● **DATASET**:

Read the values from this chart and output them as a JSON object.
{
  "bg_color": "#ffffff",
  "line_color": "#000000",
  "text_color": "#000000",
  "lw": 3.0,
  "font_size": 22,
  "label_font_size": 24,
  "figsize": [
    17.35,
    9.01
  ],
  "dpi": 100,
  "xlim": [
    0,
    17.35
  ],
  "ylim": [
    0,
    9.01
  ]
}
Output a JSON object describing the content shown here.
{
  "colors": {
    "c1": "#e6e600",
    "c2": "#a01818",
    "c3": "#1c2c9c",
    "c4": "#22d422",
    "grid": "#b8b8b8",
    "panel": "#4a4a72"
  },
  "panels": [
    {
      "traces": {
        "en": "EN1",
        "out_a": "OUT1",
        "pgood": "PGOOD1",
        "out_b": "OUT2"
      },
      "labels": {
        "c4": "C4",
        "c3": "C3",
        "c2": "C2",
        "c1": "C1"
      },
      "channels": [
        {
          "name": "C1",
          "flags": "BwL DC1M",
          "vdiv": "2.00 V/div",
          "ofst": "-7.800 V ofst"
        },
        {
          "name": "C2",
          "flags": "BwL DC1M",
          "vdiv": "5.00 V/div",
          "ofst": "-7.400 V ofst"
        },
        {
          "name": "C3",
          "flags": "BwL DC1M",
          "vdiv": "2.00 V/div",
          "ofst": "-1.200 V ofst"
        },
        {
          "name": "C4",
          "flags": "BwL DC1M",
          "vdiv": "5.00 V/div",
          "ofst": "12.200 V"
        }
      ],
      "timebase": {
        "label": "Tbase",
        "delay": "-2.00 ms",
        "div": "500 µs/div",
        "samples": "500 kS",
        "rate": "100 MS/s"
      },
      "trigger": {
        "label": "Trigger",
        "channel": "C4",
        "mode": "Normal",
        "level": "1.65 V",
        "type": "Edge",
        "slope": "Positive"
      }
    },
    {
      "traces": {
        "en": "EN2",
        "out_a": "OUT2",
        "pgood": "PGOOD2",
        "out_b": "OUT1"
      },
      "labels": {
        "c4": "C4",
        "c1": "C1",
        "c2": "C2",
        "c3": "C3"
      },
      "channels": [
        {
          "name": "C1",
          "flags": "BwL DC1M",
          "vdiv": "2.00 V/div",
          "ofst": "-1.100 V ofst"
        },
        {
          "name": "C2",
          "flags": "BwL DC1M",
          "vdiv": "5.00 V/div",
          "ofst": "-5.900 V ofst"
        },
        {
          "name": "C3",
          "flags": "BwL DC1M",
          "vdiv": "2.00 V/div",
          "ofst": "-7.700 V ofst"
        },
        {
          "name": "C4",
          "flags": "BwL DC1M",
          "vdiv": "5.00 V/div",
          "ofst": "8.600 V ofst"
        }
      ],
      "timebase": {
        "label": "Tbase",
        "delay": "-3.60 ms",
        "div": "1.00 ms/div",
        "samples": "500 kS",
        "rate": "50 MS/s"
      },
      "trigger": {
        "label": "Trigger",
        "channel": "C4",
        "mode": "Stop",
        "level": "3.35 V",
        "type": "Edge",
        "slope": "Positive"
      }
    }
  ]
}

● **STATED EXERCISE**:
Gather up every line from the listing above in which the word "JSON" occurs.

● **ANSWER TO THE PROBLEM**:
Read the values from this chart and output them as a JSON object.
Output a JSON object describing the content shown here.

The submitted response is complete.